# Short exercise A:
Render everything in the rows, from their first line down to the line that contains "503, 887, 525]", as a Markdown table with the columns Line and Content. Leave out blank lines.

Europlanet Science Congress 2021
Virtual meeting
13 – 24 September 2021
Europlanet Science Congress 2021
Virtual meeting
13 September – 24 September 2021
EPSC Abstracts
Vol. 15, EPSC2021-135, 2021, updated on 09 Jan 2024
https://doi.org/10.5194/epsc2021-135
Europlanet Science Congress 2021
© Author(s) 2024. This work is distributed under
the Creative Commons Attribution 4.0 License.

Geomorphological analysis with digital elevation model of Monad Regio, Triton

Camilla Cioria1,2, Davide Sulcanese1,2, Gianluca Chiarolanza1,2, and Giuseppe Mitri1,2
Camilla Cioria et al.
  • 1International Research School of Planetary Sciences, Pescara, Italy (camilla.cioria@unich.it)
  • 2Dipartimento di Ingegneria e Geologia, Università d’Annunzio, Pescara, Italy.

Triton is one of the few satellites in the Solar System which shows an ongoing geological activity, with plumes and geysers whose origin is still controversial [1]. Its surface is relatively young, as shown by the paucity of craters detected on its surface [2]. Our knowledge of this moon comes from the Voyager 2 mission, which obtained several images, covering about 40% of Triton’s surface [3]. However, few studies were focused principally on surficial geomorphology, and those are mostly limited to the cantaloupe region and surrounding areas.  Triton’s crust is composed predominantly by solid nitrogen (N2) but several other ices have been detected [3]. Crater counting has revealed that the surface is very young and likely it went through a resurfacing process in the past.  In fact, a very small number of craters has been detected, and these usually exhibit a typical bowl-like shape [2]. Geological features on Triton include regions, called terrains, such as cantaloupe terrains or plains, which show different textures. Usually, plains are categorized within smooth, walled and terraced plains [3].  The latter are the flattest areas on Triton, a characteristic which has been explained by evoking a lava-like or other viscous liquid infill. Their central depressions also present a cluster of irregular pits, which have been interpreted as drainage pits or eruptive vents [3]. These peculiar morphologies seem to indicate the presence of a viscous fluid on the surface in a remote epoch, which may imply potential climatic and atmospheric changes during Triton’s geological history. In this work we analyse an area located at NW of Tuonela Planitia, which shows several depressions rimmed by sharp margins. Two of these depressions are named Kulilu Cavus and Mah Cavus [4]. Cavi are elliptical-shaped depressions, distributed in an ordered trend, which constitute the cantaloupe terrain [3]. Diapirism is the main candidate process to explain these collapsed depressions [3] but other hypotheses, such as cryovolcanism or impact cratering [5], have also been proposed.

# Records provided:
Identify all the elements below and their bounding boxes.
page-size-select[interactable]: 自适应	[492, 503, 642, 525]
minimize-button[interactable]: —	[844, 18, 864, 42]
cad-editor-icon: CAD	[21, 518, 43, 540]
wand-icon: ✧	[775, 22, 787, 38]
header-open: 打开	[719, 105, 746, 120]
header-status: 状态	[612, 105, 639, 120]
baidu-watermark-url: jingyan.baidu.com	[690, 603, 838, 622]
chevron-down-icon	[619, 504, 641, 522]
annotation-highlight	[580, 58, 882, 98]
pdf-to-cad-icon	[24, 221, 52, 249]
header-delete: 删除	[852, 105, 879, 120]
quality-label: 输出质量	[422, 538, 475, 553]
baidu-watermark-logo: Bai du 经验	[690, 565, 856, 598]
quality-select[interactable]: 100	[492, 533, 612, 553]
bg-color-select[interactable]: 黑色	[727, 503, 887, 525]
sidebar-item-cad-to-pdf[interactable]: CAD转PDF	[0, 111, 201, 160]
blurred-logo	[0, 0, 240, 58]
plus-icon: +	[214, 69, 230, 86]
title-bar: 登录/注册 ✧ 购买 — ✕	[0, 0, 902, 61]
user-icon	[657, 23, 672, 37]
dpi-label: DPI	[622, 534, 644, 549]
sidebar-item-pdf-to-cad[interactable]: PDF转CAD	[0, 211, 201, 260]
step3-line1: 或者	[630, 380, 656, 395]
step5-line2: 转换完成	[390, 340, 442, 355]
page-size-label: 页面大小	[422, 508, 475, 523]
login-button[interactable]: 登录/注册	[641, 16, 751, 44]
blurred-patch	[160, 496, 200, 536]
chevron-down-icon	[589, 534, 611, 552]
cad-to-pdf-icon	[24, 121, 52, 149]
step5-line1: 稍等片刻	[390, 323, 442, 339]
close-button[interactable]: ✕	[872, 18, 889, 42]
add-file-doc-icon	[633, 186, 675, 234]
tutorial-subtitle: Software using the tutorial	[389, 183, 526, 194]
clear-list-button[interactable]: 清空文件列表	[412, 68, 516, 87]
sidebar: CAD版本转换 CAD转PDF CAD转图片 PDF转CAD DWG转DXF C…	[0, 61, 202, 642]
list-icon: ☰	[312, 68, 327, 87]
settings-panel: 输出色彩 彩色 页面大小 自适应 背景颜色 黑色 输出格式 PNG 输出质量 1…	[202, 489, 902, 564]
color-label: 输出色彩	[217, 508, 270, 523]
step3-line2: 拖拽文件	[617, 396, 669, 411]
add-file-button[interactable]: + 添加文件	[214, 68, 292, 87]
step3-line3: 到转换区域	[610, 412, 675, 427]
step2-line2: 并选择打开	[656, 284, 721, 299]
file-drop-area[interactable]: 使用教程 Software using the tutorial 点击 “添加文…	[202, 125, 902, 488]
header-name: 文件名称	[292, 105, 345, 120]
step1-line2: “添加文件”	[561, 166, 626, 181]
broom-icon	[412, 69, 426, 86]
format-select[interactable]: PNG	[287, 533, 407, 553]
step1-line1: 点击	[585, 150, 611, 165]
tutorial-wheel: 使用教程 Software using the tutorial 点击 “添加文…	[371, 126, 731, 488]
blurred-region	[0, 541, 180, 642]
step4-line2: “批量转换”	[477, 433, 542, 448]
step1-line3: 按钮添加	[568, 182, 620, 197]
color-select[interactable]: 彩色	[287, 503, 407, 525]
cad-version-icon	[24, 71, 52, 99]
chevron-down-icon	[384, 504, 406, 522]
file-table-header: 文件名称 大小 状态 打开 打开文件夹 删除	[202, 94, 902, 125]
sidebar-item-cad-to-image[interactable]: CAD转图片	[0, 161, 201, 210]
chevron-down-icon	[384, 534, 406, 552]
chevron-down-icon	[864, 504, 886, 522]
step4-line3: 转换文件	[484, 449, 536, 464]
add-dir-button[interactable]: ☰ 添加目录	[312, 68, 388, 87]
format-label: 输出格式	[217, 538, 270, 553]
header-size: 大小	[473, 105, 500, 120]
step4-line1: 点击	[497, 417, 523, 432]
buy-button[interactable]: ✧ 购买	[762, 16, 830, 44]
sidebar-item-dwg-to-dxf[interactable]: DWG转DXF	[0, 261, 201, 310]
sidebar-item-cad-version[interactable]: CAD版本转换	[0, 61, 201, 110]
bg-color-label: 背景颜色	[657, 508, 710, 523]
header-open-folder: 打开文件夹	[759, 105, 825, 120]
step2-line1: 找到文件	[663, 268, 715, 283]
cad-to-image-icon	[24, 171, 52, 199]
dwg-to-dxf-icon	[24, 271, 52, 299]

# Short exercise B:
Write the next part of the abstract on Monad Regio, picking up after its final sentence.

# Written reply A:
| Line | Content |
|---|---|
| 1 | Identify all the elements below and their bounding boxes. |
| 2 | page-size-select[interactable]: 自适应	[492, 503, 642, 525] |
| 3 | minimize-button[interactable]: —	[844, 18, 864, 42] |
| 4 | cad-editor-icon: CAD	[21, 518, 43, 540] |
| 5 | wand-icon: ✧	[775, 22, 787, 38] |
| 6 | header-open: 打开	[719, 105, 746, 120] |
| 7 | header-status: 状态	[612, 105, 639, 120] |
| 8 | baidu-watermark-url: jingyan.baidu.com	[690, 603, 838, 622] |
| 9 | chevron-down-icon	[619, 504, 641, 522] |
| 10 | annotation-highlight	[580, 58, 882, 98] |
| 11 | pdf-to-cad-icon	[24, 221, 52, 249] |
| 12 | header-delete: 删除	[852, 105, 879, 120] |
| 13 | quality-label: 输出质量	[422, 538, 475, 553] |
| 14 | baidu-watermark-logo: Bai du 经验	[690, 565, 856, 598] |
| 15 | quality-select[interactable]: 100	[492, 533, 612, 553] |
| 16 | bg-color-select[interactable]: 黑色	[727, 503, 887, 525] |

# Written reply B:
Methodology

A new geological map has been realized. We used Voyager 2 imagery named c1139533 [6] (600 m/px), properly calibrated, filtered and georeferenced using the Integrated Software for Imagers and Spectrometers (ISIS4) [7]. We mapped the different geological units and main features according to differences in surface morphology (fig.1). We also produced a DEM of the study area, using the open-source suite of tools NASA Ames Stereo Pipeline (ASP) [8]. We applied the photoclinometry-based “shape-from-shading” (SfS) tool to produce the DEM. Since SfS needs an input DEM generated preferably with stereo images, and we do not have such data for Triton, we used the methodology proposed by Lesage et al. 2021[9]. We analysed four different cross sections to measure the relative height of Kulilu Cavus, Mah Cavus and two other depressions, as well as their associated terraces (fig.2).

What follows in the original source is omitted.